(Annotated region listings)

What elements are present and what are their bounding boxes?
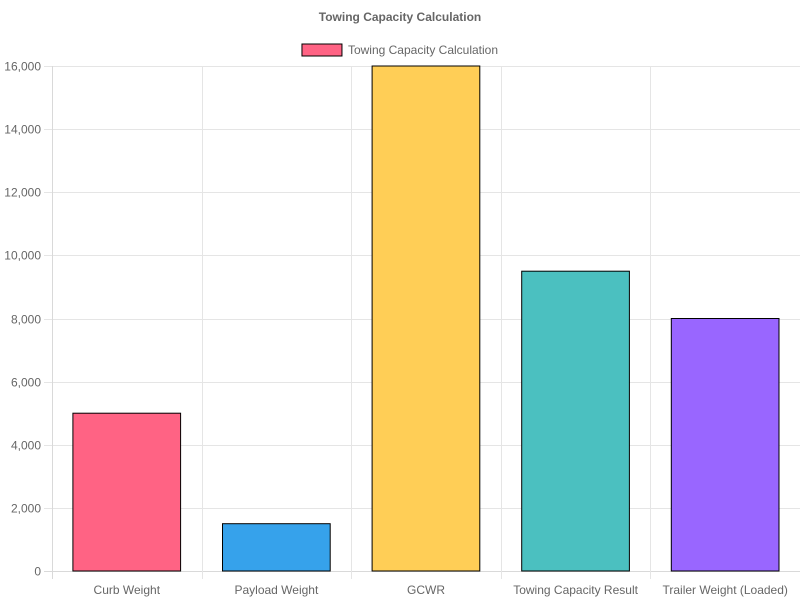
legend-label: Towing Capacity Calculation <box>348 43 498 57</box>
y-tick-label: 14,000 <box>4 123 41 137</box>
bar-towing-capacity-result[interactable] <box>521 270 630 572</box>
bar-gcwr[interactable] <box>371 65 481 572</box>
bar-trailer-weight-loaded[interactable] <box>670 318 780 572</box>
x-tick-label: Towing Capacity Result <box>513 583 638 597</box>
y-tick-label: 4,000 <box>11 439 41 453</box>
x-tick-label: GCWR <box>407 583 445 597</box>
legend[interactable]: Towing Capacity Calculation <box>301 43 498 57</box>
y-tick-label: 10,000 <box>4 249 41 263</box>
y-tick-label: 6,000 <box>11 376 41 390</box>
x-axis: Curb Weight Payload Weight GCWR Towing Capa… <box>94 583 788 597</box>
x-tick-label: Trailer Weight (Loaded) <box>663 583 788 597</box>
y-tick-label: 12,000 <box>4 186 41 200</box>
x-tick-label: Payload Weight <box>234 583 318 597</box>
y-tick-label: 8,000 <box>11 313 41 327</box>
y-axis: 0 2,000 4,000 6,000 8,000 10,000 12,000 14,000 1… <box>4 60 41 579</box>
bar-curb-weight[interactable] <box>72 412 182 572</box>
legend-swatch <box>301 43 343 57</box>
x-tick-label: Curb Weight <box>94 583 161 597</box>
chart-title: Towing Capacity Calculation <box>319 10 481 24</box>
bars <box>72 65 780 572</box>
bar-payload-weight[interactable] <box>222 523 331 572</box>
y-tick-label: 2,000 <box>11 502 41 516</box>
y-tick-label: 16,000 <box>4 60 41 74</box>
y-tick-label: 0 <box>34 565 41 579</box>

---

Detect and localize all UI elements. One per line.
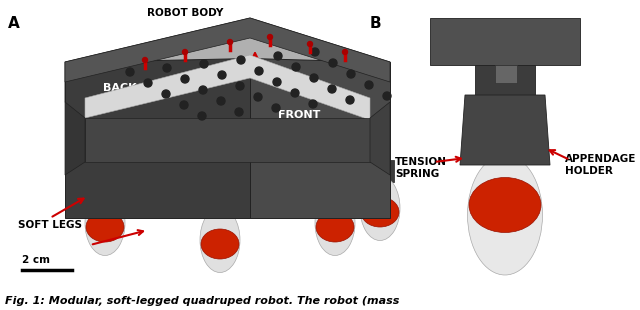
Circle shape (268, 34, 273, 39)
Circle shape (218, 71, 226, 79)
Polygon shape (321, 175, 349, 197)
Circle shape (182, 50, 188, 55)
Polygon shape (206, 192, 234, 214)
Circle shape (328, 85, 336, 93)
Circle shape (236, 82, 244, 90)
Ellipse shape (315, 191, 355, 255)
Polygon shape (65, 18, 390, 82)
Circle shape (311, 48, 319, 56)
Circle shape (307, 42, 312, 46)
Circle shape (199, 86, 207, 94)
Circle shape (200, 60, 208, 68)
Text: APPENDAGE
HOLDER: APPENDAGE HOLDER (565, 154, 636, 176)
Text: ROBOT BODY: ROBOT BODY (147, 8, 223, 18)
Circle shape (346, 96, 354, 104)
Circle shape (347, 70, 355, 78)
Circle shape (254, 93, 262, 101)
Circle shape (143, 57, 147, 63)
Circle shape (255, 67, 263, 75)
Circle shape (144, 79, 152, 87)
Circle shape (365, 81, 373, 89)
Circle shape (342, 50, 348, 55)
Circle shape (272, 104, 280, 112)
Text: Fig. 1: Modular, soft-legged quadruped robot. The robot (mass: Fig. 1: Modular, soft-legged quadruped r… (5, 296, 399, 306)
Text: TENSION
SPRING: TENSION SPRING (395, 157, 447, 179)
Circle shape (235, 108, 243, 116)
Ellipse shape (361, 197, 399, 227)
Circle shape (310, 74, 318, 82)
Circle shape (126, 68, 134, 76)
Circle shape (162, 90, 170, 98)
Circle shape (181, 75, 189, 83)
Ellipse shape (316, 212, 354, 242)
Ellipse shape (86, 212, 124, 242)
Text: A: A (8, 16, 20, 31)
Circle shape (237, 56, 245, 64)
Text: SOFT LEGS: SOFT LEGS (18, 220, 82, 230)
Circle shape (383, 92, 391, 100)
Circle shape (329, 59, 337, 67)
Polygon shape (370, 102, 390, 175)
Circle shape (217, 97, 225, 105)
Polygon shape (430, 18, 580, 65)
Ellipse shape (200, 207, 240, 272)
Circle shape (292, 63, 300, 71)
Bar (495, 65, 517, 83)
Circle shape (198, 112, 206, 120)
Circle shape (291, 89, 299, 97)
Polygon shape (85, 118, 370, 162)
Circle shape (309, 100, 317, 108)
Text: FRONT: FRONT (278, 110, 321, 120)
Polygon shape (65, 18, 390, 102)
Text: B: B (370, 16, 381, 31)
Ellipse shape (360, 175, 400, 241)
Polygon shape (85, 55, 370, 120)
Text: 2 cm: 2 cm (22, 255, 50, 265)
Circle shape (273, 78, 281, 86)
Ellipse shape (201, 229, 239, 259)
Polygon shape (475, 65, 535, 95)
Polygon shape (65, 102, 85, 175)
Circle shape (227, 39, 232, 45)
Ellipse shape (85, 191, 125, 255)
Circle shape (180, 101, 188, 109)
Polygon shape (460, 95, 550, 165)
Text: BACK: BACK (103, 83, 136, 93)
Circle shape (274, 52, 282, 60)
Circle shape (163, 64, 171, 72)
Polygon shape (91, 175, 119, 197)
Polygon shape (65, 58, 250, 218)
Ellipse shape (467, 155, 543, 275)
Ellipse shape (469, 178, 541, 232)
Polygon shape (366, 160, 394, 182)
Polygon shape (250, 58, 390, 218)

--

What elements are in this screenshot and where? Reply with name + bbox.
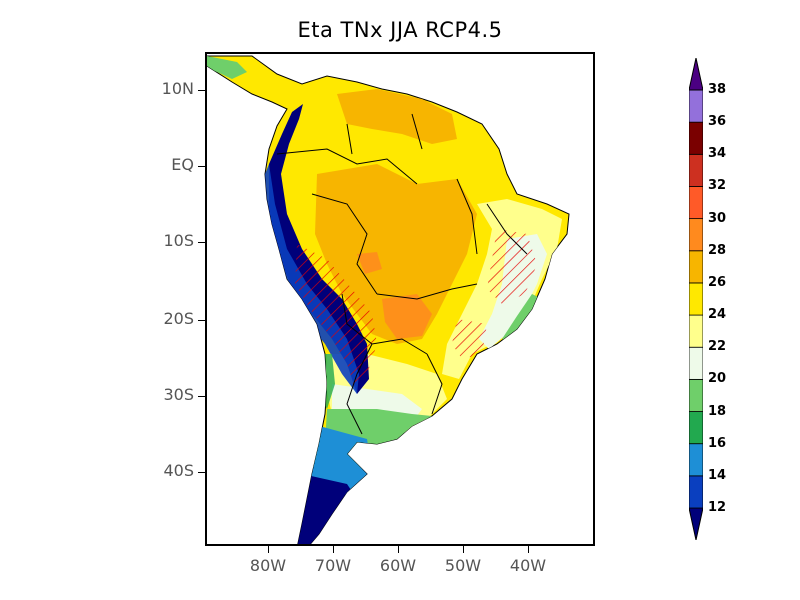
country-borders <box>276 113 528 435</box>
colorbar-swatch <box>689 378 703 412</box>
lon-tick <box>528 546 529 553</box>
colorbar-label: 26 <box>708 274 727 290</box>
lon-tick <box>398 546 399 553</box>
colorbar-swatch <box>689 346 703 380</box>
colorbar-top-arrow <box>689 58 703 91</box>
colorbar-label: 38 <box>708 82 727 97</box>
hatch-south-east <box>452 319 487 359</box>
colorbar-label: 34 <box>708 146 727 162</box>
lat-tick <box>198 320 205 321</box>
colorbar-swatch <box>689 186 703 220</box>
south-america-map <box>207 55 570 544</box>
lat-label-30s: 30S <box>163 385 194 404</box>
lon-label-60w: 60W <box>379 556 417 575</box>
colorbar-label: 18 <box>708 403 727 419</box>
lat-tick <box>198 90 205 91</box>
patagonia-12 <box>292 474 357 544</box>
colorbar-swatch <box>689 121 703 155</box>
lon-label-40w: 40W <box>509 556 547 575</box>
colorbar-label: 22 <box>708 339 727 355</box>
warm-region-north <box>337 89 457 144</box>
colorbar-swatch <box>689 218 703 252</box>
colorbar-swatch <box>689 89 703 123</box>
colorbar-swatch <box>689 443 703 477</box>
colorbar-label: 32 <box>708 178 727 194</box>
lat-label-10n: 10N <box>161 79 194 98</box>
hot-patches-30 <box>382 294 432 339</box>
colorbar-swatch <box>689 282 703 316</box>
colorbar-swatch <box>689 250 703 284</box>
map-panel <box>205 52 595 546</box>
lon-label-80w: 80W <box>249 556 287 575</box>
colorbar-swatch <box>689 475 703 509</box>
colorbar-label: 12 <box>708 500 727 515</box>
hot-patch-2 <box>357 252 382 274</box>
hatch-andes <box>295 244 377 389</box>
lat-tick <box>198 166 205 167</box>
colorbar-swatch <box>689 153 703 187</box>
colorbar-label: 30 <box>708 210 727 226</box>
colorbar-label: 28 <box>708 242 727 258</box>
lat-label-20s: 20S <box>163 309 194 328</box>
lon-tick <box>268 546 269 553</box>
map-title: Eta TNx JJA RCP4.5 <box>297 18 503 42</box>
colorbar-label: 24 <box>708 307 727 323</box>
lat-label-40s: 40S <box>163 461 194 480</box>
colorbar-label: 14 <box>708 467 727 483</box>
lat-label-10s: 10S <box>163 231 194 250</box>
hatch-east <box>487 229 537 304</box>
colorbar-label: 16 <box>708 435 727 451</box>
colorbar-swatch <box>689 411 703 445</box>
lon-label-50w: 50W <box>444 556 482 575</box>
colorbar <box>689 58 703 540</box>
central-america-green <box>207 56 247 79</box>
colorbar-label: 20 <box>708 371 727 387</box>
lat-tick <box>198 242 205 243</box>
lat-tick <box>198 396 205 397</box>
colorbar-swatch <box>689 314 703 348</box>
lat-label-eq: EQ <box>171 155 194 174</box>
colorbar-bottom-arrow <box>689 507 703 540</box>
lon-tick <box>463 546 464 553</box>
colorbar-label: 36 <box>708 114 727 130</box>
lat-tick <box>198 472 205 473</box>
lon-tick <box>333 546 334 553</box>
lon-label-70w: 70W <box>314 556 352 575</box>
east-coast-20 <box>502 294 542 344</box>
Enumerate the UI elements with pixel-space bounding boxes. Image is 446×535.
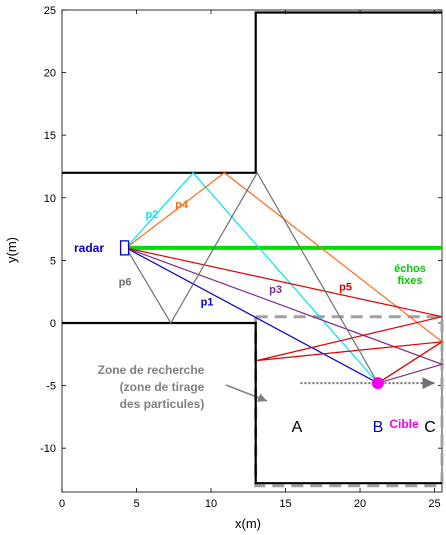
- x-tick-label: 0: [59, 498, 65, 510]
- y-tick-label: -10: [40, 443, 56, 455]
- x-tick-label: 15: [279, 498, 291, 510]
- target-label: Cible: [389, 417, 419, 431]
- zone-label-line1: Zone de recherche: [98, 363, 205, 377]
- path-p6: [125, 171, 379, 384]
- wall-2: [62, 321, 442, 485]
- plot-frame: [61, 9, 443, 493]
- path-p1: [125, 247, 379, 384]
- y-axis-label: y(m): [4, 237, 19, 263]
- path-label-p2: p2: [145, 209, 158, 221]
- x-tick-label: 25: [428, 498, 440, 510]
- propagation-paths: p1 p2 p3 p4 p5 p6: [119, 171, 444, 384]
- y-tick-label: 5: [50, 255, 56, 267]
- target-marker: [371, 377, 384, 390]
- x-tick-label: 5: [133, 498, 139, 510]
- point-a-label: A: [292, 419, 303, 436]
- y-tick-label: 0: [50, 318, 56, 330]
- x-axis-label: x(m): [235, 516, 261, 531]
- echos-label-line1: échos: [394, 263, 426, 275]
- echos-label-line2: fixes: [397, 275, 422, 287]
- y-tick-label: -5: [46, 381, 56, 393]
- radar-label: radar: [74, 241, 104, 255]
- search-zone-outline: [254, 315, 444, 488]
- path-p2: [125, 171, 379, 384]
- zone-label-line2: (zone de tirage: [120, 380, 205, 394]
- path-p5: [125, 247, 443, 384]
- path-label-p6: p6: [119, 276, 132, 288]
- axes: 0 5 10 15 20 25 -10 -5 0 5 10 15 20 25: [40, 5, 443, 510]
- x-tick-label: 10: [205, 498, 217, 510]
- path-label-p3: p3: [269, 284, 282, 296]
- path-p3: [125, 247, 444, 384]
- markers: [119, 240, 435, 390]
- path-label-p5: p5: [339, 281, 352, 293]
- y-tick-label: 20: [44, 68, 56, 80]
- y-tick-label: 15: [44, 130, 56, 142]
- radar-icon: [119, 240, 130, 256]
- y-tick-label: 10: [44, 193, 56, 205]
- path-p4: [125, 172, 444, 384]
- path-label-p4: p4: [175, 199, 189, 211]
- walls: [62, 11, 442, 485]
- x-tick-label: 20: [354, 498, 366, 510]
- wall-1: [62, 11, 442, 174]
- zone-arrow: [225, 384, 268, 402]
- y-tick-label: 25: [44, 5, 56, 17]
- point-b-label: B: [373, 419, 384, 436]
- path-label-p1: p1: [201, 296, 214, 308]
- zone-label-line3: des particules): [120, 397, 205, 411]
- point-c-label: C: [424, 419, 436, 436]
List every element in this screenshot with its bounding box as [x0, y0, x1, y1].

**Set problem**: Please edit the lines from the one with "- x-tick-label: 0: [59, 498, 65, 510]" up to and including the one with "- y-axis-label: y(m): [4, 237, 19, 263]" so that "plot-frame" becomes "plot-border", leaving everything else unchanged, and give back only those lines.

**Solved exercise**:
- x-tick-label: 0: [59, 498, 65, 510]
- y-tick-label: -10: [40, 443, 56, 455]
- x-tick-label: 15: [279, 498, 291, 510]
- target-label: Cible: [389, 417, 419, 431]
- zone-label-line1: Zone de recherche: [98, 363, 205, 377]
- path-p6: [125, 171, 379, 384]
- wall-2: [62, 321, 442, 485]
- plot-border: [61, 9, 443, 493]
- path-p1: [125, 247, 379, 384]
- y-axis-label: y(m): [4, 237, 19, 263]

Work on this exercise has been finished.